[Image element box records]
----

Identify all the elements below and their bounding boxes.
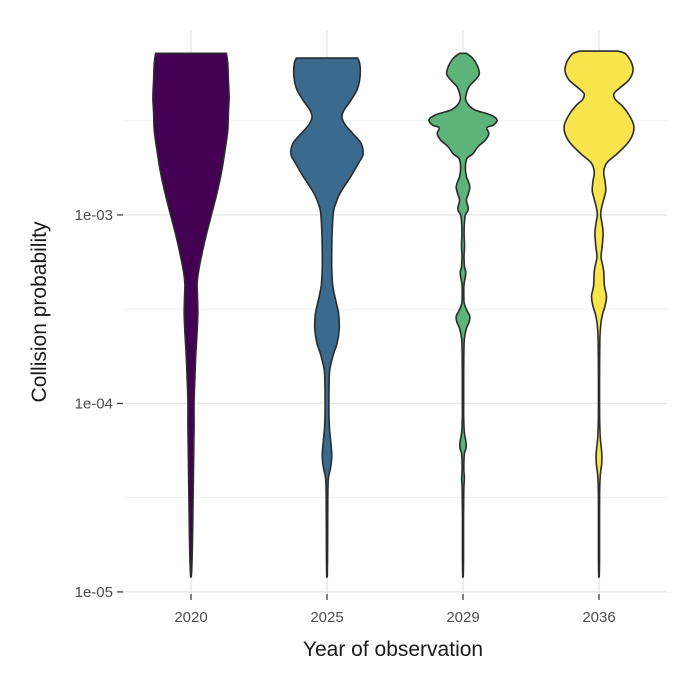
x-axis-title: Year of observation xyxy=(303,638,483,661)
x-tick-label: 2020 xyxy=(174,609,207,626)
axis-layer: 1e-03 1e-04 1e-05 2020 2025 2029 2036 xyxy=(75,207,616,626)
violin-2029 xyxy=(428,52,498,578)
x-tick-label: 2036 xyxy=(582,609,615,626)
y-tick-label: 1e-04 xyxy=(75,395,113,412)
y-tick-label: 1e-03 xyxy=(75,207,113,224)
violin-2036 xyxy=(563,50,635,578)
violin-2020 xyxy=(152,52,230,578)
y-axis-title: Collision probability xyxy=(28,221,51,402)
x-tick-label: 2029 xyxy=(446,609,479,626)
violin-layer xyxy=(152,50,635,578)
y-tick-label: 1e-05 xyxy=(75,584,113,601)
x-tick-label: 2025 xyxy=(310,609,343,626)
violin-2025 xyxy=(290,57,364,578)
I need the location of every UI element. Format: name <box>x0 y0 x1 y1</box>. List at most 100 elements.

----

▶ _What is expected_
Give every line of the rows as a JSON list of strings, one string per line, skipping blank lines and leaving out the pictures.

▶ _Answer to the problem_
[
  "Identify all the elements below and their bounding boxes.",
  "x-axis-title: Year of observation xyxy=(303,638,483,661)",
  "x-tick-label: 2020 xyxy=(174,609,207,626)",
  "axis-layer: 1e-03 1e-04 1e-05 2020 2025 2029 2036 xyxy=(75,207,616,626)",
  "violin-2029 xyxy=(428,52,498,578)",
  "x-tick-label: 2036 xyxy=(582,609,615,626)",
  "y-tick-label: 1e-04 xyxy=(75,395,113,412)",
  "y-tick-label: 1e-03 xyxy=(75,207,113,224)",
  "violin-2036 xyxy=(563,50,635,578)",
  "violin-2020 xyxy=(152,52,230,578)",
  "y-axis-title: Collision probability xyxy=(28,221,51,402)",
  "x-tick-label: 2029 xyxy=(446,609,479,626)",
  "violin-layer xyxy=(152,50,635,578)",
  "y-tick-label: 1e-05 xyxy=(75,584,113,601)",
  "x-tick-label: 2025 xyxy=(310,609,343,626)",
  "violin-2025 xyxy=(290,57,364,578)",
  "I need the location of every UI element. Format: name <box>x0 y0 x1 y1</box>. List at most 100 elements."
]